Task data

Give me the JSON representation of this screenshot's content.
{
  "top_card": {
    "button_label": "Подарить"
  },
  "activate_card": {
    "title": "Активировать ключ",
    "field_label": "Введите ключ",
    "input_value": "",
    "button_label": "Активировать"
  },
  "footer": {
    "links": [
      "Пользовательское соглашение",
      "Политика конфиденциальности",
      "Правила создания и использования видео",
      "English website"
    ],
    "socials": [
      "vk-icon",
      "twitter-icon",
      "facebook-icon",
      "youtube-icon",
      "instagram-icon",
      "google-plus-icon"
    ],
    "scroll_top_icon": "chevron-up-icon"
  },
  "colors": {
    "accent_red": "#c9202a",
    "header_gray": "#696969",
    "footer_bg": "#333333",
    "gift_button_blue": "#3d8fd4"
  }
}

The task
Your task is to quote all of the data word for word.

Result of this task
Give me the JSON representation of this screenshot's content.
{
  "top_card": {
    "button_label": "Подарить"
  },
  "activate_card": {
    "title": "Активировать ключ",
    "field_label": "Введите ключ",
    "input_value": "",
    "button_label": "Активировать"
  },
  "footer": {
    "links": [
      "Пользовательское соглашение",
      "Политика конфиденциальности",
      "Правила создания и использования видео",
      "English website"
    ],
    "socials": [
      "vk-icon",
      "twitter-icon",
      "facebook-icon",
      "youtube-icon",
      "instagram-icon",
      "google-plus-icon"
    ],
    "scroll_top_icon": "chevron-up-icon"
  },
  "colors": {
    "accent_red": "#c9202a",
    "header_gray": "#696969",
    "footer_bg": "#333333",
    "gift_button_blue": "#3d8fd4"
  }
}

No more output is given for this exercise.